* [TASKS AND EXERCISES]:
a) Name every company mentioned in the passage about HP and webOS.
b) In the passage about HP and webOS, how does the author describe the webOS software?
c) Extend the commentary on HP and webOS past its final sentence.

* [GIVEN PASSAGE]:

    I will say this. I’m not sure if HP could have pulled off webOS anyway. (Not that that excuses the way they mishandled the situation.) The webOS software looked like a really well put together operating system. But you’ve got to have good hardware too and, frankly, HP’s hardware standards have appeared to drop to unacceptably low levels.

    But most importantly, you’ve got to have a supporting ecosystem. And ecosystems are huge and hugely expensive. I don’t think HP had any intention of investing the resources necessary to create an ecosystem that could have measured up to those established by Apple, Google and Microsoft.

    If your’e going to go into the platform business, you’ve got to go all in. HP barely dipped their toe in the water before they bailed out.

Data excerpts:
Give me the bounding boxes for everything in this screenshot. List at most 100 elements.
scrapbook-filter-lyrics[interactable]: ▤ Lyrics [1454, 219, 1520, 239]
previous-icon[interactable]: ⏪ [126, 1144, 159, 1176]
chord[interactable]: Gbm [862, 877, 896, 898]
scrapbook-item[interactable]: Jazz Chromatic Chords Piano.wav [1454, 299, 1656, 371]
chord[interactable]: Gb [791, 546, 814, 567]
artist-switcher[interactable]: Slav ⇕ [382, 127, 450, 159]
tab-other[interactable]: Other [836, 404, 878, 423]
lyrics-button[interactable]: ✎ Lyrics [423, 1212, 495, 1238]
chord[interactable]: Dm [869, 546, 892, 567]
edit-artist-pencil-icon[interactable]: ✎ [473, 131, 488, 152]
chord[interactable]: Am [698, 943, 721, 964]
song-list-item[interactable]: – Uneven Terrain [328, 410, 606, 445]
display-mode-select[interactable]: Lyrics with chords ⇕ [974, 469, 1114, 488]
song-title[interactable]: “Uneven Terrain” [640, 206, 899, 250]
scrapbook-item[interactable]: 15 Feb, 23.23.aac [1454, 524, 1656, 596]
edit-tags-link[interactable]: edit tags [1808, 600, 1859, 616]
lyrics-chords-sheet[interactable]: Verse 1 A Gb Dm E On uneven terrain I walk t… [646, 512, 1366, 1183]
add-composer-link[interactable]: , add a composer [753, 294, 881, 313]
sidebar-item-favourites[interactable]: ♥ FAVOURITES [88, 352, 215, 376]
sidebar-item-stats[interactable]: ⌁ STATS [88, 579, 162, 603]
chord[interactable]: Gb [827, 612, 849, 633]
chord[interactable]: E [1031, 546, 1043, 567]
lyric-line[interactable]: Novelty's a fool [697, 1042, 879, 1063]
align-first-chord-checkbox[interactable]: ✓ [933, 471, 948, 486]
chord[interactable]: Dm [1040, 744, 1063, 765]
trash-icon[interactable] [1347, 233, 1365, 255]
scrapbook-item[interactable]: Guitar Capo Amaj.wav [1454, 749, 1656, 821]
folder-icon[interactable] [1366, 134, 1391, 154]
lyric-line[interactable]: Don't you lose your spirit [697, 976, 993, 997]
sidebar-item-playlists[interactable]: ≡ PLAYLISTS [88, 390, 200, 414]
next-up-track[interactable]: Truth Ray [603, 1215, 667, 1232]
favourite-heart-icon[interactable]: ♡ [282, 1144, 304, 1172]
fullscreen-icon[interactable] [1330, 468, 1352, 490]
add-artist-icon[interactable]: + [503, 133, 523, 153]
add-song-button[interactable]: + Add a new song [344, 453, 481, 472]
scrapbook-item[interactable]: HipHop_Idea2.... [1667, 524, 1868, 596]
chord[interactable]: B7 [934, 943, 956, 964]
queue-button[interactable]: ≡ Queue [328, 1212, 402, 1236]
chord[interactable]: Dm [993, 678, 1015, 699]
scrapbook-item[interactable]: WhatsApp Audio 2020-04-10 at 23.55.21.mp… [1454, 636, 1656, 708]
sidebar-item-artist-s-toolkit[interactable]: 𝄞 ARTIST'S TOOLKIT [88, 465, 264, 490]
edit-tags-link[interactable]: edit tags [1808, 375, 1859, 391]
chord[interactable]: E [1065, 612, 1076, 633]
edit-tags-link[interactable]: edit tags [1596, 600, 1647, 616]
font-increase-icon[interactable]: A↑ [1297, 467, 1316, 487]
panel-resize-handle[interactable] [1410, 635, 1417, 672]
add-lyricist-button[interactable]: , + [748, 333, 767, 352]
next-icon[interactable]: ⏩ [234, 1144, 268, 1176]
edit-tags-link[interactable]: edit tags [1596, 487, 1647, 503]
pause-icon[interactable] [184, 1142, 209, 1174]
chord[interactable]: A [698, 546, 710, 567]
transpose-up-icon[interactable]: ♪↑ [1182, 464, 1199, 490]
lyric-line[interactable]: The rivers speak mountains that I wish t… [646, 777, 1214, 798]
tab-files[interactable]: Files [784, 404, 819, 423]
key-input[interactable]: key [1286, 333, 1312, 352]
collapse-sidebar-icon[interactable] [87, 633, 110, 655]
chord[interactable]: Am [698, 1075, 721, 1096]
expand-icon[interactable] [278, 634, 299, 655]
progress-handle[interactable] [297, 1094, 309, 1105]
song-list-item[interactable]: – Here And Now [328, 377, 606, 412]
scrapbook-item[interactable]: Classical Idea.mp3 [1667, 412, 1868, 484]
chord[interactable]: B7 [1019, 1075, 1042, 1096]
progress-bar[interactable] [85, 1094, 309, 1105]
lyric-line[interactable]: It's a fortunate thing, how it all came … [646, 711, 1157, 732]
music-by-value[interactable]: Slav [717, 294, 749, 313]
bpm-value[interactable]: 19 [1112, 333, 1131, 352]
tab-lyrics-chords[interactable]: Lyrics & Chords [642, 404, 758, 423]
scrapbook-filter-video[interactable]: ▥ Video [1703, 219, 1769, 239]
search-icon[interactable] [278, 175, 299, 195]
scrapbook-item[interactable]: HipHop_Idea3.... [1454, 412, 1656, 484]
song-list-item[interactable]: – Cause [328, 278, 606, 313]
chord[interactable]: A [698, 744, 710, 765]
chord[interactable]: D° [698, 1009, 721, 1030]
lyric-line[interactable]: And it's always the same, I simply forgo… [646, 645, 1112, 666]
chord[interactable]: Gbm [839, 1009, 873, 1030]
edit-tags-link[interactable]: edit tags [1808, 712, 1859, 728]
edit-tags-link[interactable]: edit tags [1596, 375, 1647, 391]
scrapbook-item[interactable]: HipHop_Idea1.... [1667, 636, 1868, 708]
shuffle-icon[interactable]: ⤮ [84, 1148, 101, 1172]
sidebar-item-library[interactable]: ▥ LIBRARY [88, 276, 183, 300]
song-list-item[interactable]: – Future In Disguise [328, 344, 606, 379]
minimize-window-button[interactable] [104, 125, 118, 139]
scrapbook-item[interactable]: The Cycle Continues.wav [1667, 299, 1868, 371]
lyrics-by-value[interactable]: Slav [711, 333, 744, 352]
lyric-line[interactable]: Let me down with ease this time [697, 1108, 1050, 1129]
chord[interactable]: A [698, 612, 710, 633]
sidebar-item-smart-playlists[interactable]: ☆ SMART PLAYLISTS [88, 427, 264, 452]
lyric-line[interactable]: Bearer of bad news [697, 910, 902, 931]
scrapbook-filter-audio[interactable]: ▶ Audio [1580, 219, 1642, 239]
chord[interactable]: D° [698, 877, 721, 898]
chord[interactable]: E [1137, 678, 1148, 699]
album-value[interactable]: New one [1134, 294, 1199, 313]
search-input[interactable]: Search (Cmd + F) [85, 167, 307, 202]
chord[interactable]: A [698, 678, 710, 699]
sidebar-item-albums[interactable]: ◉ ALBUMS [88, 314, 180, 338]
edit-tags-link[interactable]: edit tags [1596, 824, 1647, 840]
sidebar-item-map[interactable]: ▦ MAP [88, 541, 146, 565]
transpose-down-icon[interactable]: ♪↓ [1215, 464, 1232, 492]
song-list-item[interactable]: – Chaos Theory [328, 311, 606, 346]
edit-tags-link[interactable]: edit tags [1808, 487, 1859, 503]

* [SOLVED TASKS]:
a) HP, Apple, Google, Microsoft

b) It looked like a really well put together operating system.

c)
  3. I always felt that HP’s vision for WebOS was actually one of the few ways they had the potential to chart their own destiny, i.e. control their own integrated platform. But I also felt they would have to be incredibly patient and focused to execute that vision. (It took Apple 10 years to get from NEXT to iPhone, for example.)

    But HP’s execution was an absolute fiasco.

    Now they are back to square one: completely dependent on third parties for strategic parts of their future.

  4. This article is right on point. HP screwed up big time. They needed to invest and give WebOs a chance.

  5. Faulty reasoning in the article, I’m afraid. WebOS is just an operating system, and as you said…Apple, Microsoft, and Google control platforms/ecosystems that go across devices and form factors. It took Apple years to leverage the iPod brand and develop iOS and the iPad. It took Microsoft years to build the Xbox ecosystem and build the Zune catalog. It took Google years to build Google Maps and Gmail. What assets does HP have to contribute to a mobile ecosystem?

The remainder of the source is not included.